- **Description of the task**: Copy each line of the entries that contains the word "овощами".

•••

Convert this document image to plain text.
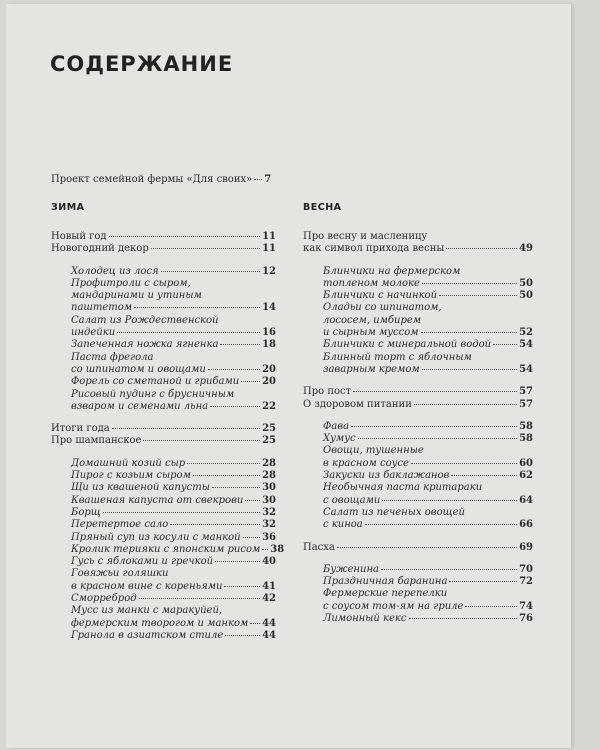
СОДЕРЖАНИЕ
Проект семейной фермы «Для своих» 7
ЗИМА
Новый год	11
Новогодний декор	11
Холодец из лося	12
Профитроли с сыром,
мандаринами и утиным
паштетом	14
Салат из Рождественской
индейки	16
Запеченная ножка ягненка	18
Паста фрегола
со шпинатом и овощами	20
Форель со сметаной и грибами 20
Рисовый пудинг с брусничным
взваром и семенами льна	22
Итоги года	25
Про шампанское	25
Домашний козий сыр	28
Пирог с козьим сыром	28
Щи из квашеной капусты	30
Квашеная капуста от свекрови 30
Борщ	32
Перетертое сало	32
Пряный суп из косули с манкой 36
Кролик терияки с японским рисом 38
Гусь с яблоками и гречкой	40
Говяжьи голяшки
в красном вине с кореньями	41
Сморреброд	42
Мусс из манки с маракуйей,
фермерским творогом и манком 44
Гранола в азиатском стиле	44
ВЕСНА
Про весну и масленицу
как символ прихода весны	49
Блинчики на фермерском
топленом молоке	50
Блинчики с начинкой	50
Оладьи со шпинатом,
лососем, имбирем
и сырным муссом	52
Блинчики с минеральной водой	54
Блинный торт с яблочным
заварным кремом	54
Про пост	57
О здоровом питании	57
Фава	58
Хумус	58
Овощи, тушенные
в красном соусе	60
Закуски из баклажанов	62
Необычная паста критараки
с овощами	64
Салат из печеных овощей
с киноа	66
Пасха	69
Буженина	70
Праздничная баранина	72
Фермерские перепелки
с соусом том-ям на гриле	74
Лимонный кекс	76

•••

- **Task result**:
со шпинатом и овощами	20
с овощами	64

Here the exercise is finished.